• _EXERCISE PROMPT_
Scan the data below. Pull out each line where "link" occurs.

• _RAW DATA_

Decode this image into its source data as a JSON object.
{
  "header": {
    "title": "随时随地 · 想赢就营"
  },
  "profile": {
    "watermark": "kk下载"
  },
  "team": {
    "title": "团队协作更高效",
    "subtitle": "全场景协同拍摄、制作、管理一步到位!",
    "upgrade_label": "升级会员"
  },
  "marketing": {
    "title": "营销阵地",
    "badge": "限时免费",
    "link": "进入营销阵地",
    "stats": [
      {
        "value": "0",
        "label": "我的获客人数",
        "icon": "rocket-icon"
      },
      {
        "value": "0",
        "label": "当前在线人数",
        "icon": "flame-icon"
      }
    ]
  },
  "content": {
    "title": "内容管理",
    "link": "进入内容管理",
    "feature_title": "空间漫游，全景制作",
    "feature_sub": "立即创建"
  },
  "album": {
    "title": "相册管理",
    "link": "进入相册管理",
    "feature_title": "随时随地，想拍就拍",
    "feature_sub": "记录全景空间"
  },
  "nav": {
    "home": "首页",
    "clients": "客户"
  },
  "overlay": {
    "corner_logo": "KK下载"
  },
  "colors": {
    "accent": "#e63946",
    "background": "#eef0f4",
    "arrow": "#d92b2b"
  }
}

• _EXERCISE OUTPUT_
    "link": "进入营销阵地",
    "link": "进入内容管理",
    "link": "进入相册管理",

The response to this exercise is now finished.